**DATASET RECORDS**

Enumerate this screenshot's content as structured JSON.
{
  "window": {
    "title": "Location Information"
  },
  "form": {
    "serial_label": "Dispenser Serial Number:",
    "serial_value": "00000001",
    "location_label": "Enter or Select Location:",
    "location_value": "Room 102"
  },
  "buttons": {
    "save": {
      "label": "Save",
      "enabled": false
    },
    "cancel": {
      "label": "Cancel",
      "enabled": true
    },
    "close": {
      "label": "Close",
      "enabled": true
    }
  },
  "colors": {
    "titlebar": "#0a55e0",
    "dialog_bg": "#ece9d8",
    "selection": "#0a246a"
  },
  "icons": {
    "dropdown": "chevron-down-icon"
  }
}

---

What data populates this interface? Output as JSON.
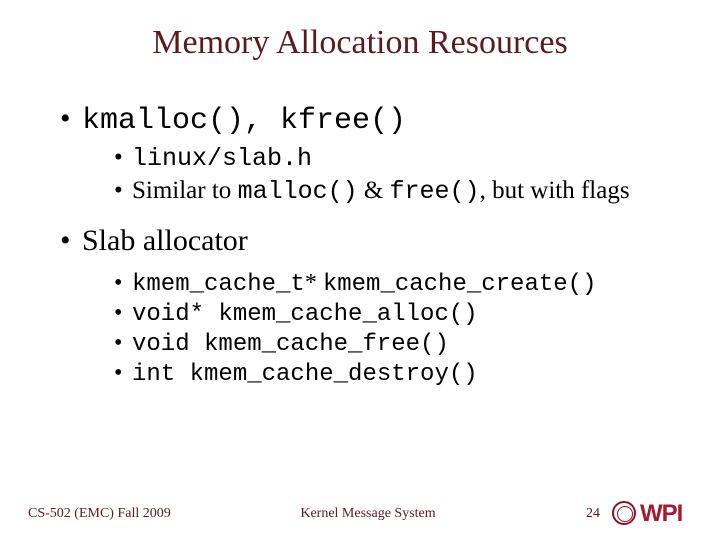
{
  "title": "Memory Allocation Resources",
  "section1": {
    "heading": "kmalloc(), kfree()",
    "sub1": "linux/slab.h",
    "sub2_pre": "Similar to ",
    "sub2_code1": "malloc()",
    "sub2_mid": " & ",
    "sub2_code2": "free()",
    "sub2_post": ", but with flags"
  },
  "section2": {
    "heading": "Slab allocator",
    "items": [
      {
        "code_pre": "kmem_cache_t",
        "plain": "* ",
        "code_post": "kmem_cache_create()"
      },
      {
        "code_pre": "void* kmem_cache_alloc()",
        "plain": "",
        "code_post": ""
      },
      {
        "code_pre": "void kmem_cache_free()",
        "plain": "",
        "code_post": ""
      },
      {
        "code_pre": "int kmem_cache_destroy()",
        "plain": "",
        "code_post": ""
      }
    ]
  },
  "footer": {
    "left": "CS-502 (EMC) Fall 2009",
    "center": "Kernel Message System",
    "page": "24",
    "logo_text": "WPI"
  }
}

**YOUR OBJECTIVE**
Show, from the material above, each line that includes the string "heading".

**COMPLETE ANSWER**
    "heading": "kmalloc(), kfree()",
    "heading": "Slab allocator",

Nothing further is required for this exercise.